(Figure content listings)
## START
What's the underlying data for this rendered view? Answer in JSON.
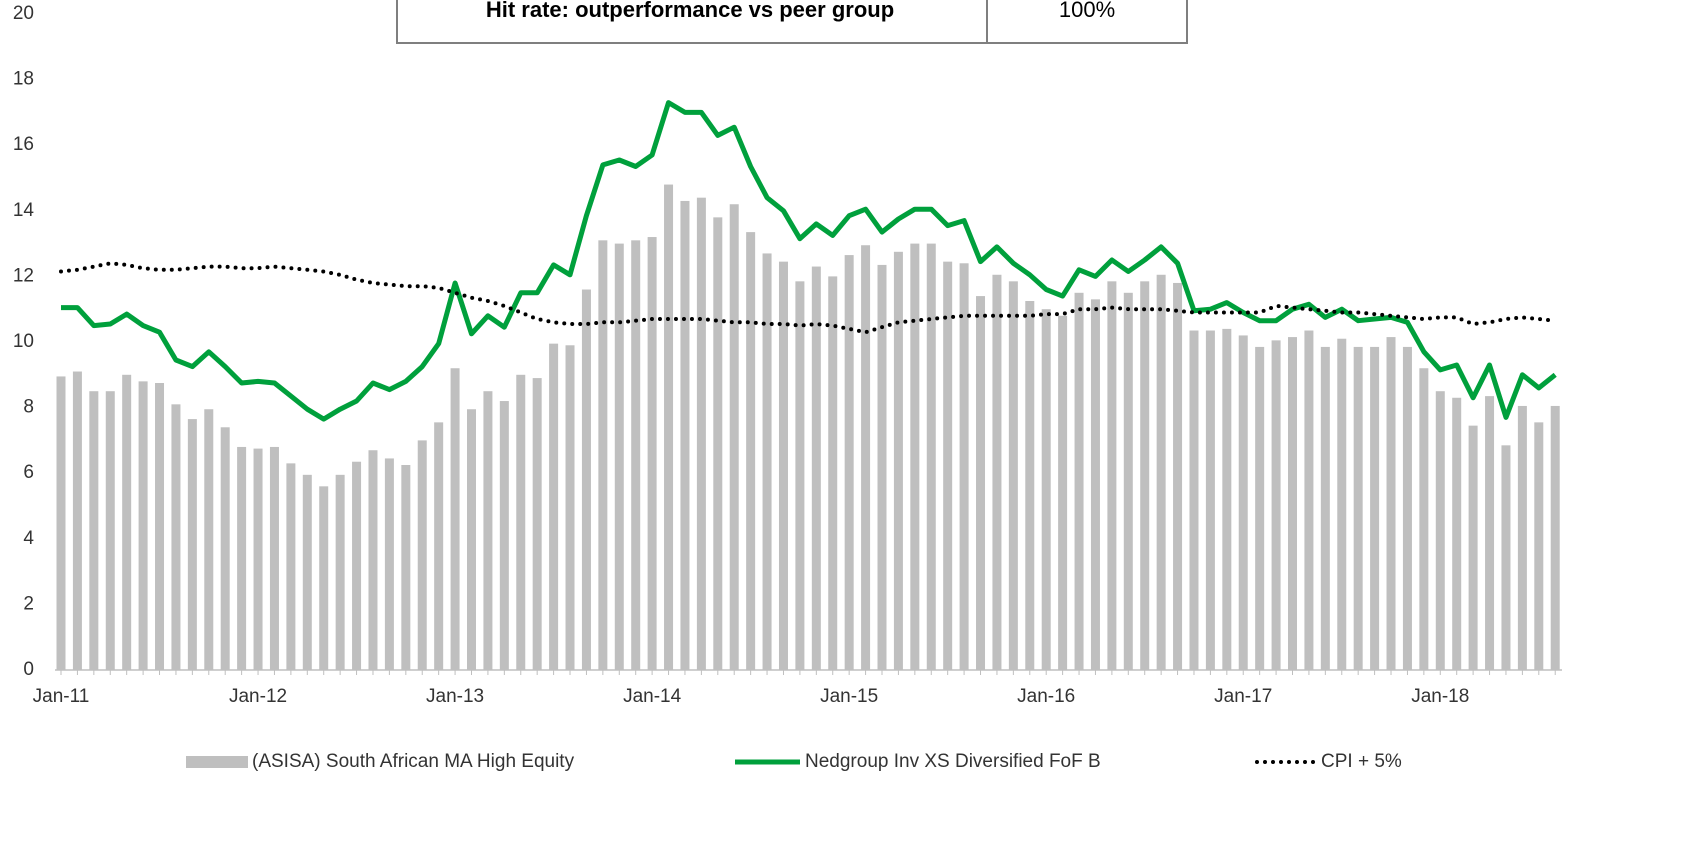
{
  "chart_data": {
    "type": "combo",
    "table": {
      "label": "Hit rate: outperformance vs peer group",
      "value": "100%"
    },
    "categories": [
      "Jan-11",
      null,
      null,
      null,
      null,
      null,
      null,
      null,
      null,
      null,
      null,
      null,
      "Jan-12",
      null,
      null,
      null,
      null,
      null,
      null,
      null,
      null,
      null,
      null,
      null,
      "Jan-13",
      null,
      null,
      null,
      null,
      null,
      null,
      null,
      null,
      null,
      null,
      null,
      "Jan-14",
      null,
      null,
      null,
      null,
      null,
      null,
      null,
      null,
      null,
      null,
      null,
      "Jan-15",
      null,
      null,
      null,
      null,
      null,
      null,
      null,
      null,
      null,
      null,
      null,
      "Jan-16",
      null,
      null,
      null,
      null,
      null,
      null,
      null,
      null,
      null,
      null,
      null,
      "Jan-17",
      null,
      null,
      null,
      null,
      null,
      null,
      null,
      null,
      null,
      null,
      null,
      "Jan-18",
      null,
      null,
      null,
      null,
      null,
      null,
      null
    ],
    "series": [
      {
        "name": "(ASISA) South African MA High Equity",
        "type": "bar",
        "color": "#bfbfbf",
        "values": [
          8.95,
          9.1,
          8.5,
          8.5,
          9.0,
          8.8,
          8.75,
          8.1,
          7.65,
          7.95,
          7.4,
          6.8,
          6.75,
          6.8,
          6.3,
          5.95,
          5.6,
          5.95,
          6.35,
          6.7,
          6.45,
          6.25,
          7.0,
          7.55,
          9.2,
          7.95,
          8.5,
          8.2,
          9.0,
          8.9,
          9.95,
          9.9,
          11.6,
          13.1,
          13.0,
          13.1,
          13.2,
          14.8,
          14.3,
          14.4,
          13.8,
          14.2,
          13.35,
          12.7,
          12.45,
          11.85,
          12.3,
          12.0,
          12.65,
          12.95,
          12.35,
          12.75,
          13.0,
          13.0,
          12.45,
          12.4,
          11.4,
          12.05,
          11.85,
          11.25,
          11.0,
          10.8,
          11.5,
          11.3,
          11.85,
          11.5,
          11.85,
          12.05,
          11.8,
          10.35,
          10.35,
          10.4,
          10.2,
          9.85,
          10.05,
          10.15,
          10.35,
          9.85,
          10.1,
          9.85,
          9.85,
          10.15,
          9.85,
          9.2,
          8.5,
          8.3,
          7.45,
          8.35,
          6.85,
          8.05,
          7.55,
          8.05
        ]
      },
      {
        "name": "Nedgroup Inv XS Diversified FoF B",
        "type": "line",
        "color": "#00a03c",
        "values": [
          11.05,
          11.05,
          10.5,
          10.55,
          10.85,
          10.5,
          10.3,
          9.45,
          9.25,
          9.7,
          9.25,
          8.75,
          8.8,
          8.75,
          8.35,
          7.95,
          7.65,
          7.95,
          8.2,
          8.75,
          8.55,
          8.8,
          9.25,
          9.95,
          11.8,
          10.25,
          10.8,
          10.45,
          11.5,
          11.5,
          12.35,
          12.05,
          13.85,
          15.4,
          15.55,
          15.35,
          15.7,
          17.3,
          17.0,
          17.0,
          16.3,
          16.55,
          15.35,
          14.4,
          14.0,
          13.15,
          13.6,
          13.25,
          13.85,
          14.05,
          13.35,
          13.75,
          14.05,
          14.05,
          13.55,
          13.7,
          12.45,
          12.9,
          12.4,
          12.05,
          11.6,
          11.4,
          12.2,
          12.0,
          12.5,
          12.15,
          12.5,
          12.9,
          12.4,
          10.95,
          11.0,
          11.2,
          10.9,
          10.65,
          10.65,
          11.0,
          11.15,
          10.75,
          11.0,
          10.65,
          10.7,
          10.75,
          10.6,
          9.7,
          9.15,
          9.3,
          8.3,
          9.3,
          7.7,
          9.0,
          8.6,
          9.0
        ]
      },
      {
        "name": "CPI + 5%",
        "type": "dotted",
        "color": "#000000",
        "values": [
          12.15,
          12.2,
          12.3,
          12.4,
          12.35,
          12.25,
          12.2,
          12.2,
          12.25,
          12.3,
          12.3,
          12.25,
          12.25,
          12.3,
          12.25,
          12.2,
          12.15,
          12.05,
          11.9,
          11.8,
          11.75,
          11.7,
          11.7,
          11.65,
          11.5,
          11.35,
          11.25,
          11.1,
          10.9,
          10.7,
          10.6,
          10.55,
          10.55,
          10.6,
          10.6,
          10.65,
          10.7,
          10.7,
          10.7,
          10.7,
          10.65,
          10.6,
          10.6,
          10.55,
          10.55,
          10.5,
          10.55,
          10.5,
          10.4,
          10.3,
          10.45,
          10.6,
          10.65,
          10.7,
          10.75,
          10.8,
          10.8,
          10.8,
          10.8,
          10.8,
          10.85,
          10.85,
          11.0,
          11.0,
          11.05,
          11.0,
          11.0,
          11.0,
          10.95,
          10.9,
          10.9,
          10.9,
          10.9,
          10.9,
          11.1,
          11.05,
          11.0,
          10.95,
          10.9,
          10.9,
          10.85,
          10.8,
          10.75,
          10.7,
          10.75,
          10.75,
          10.55,
          10.6,
          10.7,
          10.75,
          10.7,
          10.65
        ]
      }
    ],
    "ylim": [
      0,
      20
    ],
    "yticks": [
      0,
      2,
      4,
      6,
      8,
      10,
      12,
      14,
      16,
      18,
      20
    ],
    "grid": false,
    "legend": "bottom"
  }
}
## END
## The task
Except for the pictures, reproduce every line exactly.

## Reply to the exercise
What's the underlying data for this rendered view? Answer in JSON.
{
  "chart_data": {
    "type": "combo",
    "table": {
      "label": "Hit rate: outperformance vs peer group",
      "value": "100%"
    },
    "categories": [
      "Jan-11",
      null,
      null,
      null,
      null,
      null,
      null,
      null,
      null,
      null,
      null,
      null,
      "Jan-12",
      null,
      null,
      null,
      null,
      null,
      null,
      null,
      null,
      null,
      null,
      null,
      "Jan-13",
      null,
      null,
      null,
      null,
      null,
      null,
      null,
      null,
      null,
      null,
      null,
      "Jan-14",
      null,
      null,
      null,
      null,
      null,
      null,
      null,
      null,
      null,
      null,
      null,
      "Jan-15",
      null,
      null,
      null,
      null,
      null,
      null,
      null,
      null,
      null,
      null,
      null,
      "Jan-16",
      null,
      null,
      null,
      null,
      null,
      null,
      null,
      null,
      null,
      null,
      null,
      "Jan-17",
      null,
      null,
      null,
      null,
      null,
      null,
      null,
      null,
      null,
      null,
      null,
      "Jan-18",
      null,
      null,
      null,
      null,
      null,
      null,
      null
    ],
    "series": [
      {
        "name": "(ASISA) South African MA High Equity",
        "type": "bar",
        "color": "#bfbfbf",
        "values": [
          8.95,
          9.1,
          8.5,
          8.5,
          9.0,
          8.8,
          8.75,
          8.1,
          7.65,
          7.95,
          7.4,
          6.8,
          6.75,
          6.8,
          6.3,
          5.95,
          5.6,
          5.95,
          6.35,
          6.7,
          6.45,
          6.25,
          7.0,
          7.55,
          9.2,
          7.95,
          8.5,
          8.2,
          9.0,
          8.9,
          9.95,
          9.9,
          11.6,
          13.1,
          13.0,
          13.1,
          13.2,
          14.8,
          14.3,
          14.4,
          13.8,
          14.2,
          13.35,
          12.7,
          12.45,
          11.85,
          12.3,
          12.0,
          12.65,
          12.95,
          12.35,
          12.75,
          13.0,
          13.0,
          12.45,
          12.4,
          11.4,
          12.05,
          11.85,
          11.25,
          11.0,
          10.8,
          11.5,
          11.3,
          11.85,
          11.5,
          11.85,
          12.05,
          11.8,
          10.35,
          10.35,
          10.4,
          10.2,
          9.85,
          10.05,
          10.15,
          10.35,
          9.85,
          10.1,
          9.85,
          9.85,
          10.15,
          9.85,
          9.2,
          8.5,
          8.3,
          7.45,
          8.35,
          6.85,
          8.05,
          7.55,
          8.05
        ]
      },
      {
        "name": "Nedgroup Inv XS Diversified FoF B",
        "type": "line",
        "color": "#00a03c",
        "values": [
          11.05,
          11.05,
          10.5,
          10.55,
          10.85,
          10.5,
          10.3,
          9.45,
          9.25,
          9.7,
          9.25,
          8.75,
          8.8,
          8.75,
          8.35,
          7.95,
          7.65,
          7.95,
          8.2,
          8.75,
          8.55,
          8.8,
          9.25,
          9.95,
          11.8,
          10.25,
          10.8,
          10.45,
          11.5,
          11.5,
          12.35,
          12.05,
          13.85,
          15.4,
          15.55,
          15.35,
          15.7,
          17.3,
          17.0,
          17.0,
          16.3,
          16.55,
          15.35,
          14.4,
          14.0,
          13.15,
          13.6,
          13.25,
          13.85,
          14.05,
          13.35,
          13.75,
          14.05,
          14.05,
          13.55,
          13.7,
          12.45,
          12.9,
          12.4,
          12.05,
          11.6,
          11.4,
          12.2,
          12.0,
          12.5,
          12.15,
          12.5,
          12.9,
          12.4,
          10.95,
          11.0,
          11.2,
          10.9,
          10.65,
          10.65,
          11.0,
          11.15,
          10.75,
          11.0,
          10.65,
          10.7,
          10.75,
          10.6,
          9.7,
          9.15,
          9.3,
          8.3,
          9.3,
          7.7,
          9.0,
          8.6,
          9.0
        ]
      },
      {
        "name": "CPI + 5%",
        "type": "dotted",
        "color": "#000000",
        "values": [
          12.15,
          12.2,
          12.3,
          12.4,
          12.35,
          12.25,
          12.2,
          12.2,
          12.25,
          12.3,
          12.3,
          12.25,
          12.25,
          12.3,
          12.25,
          12.2,
          12.15,
          12.05,
          11.9,
          11.8,
          11.75,
          11.7,
          11.7,
          11.65,
          11.5,
          11.35,
          11.25,
          11.1,
          10.9,
          10.7,
          10.6,
          10.55,
          10.55,
          10.6,
          10.6,
          10.65,
          10.7,
          10.7,
          10.7,
          10.7,
          10.65,
          10.6,
          10.6,
          10.55,
          10.55,
          10.5,
          10.55,
          10.5,
          10.4,
          10.3,
          10.45,
          10.6,
          10.65,
          10.7,
          10.75,
          10.8,
          10.8,
          10.8,
          10.8,
          10.8,
          10.85,
          10.85,
          11.0,
          11.0,
          11.05,
          11.0,
          11.0,
          11.0,
          10.95,
          10.9,
          10.9,
          10.9,
          10.9,
          10.9,
          11.1,
          11.05,
          11.0,
          10.95,
          10.9,
          10.9,
          10.85,
          10.8,
          10.75,
          10.7,
          10.75,
          10.75,
          10.55,
          10.6,
          10.7,
          10.75,
          10.7,
          10.65
        ]
      }
    ],
    "ylim": [
      0,
      20
    ],
    "yticks": [
      0,
      2,
      4,
      6,
      8,
      10,
      12,
      14,
      16,
      18,
      20
    ],
    "grid": false,
    "legend": "bottom"
  }
}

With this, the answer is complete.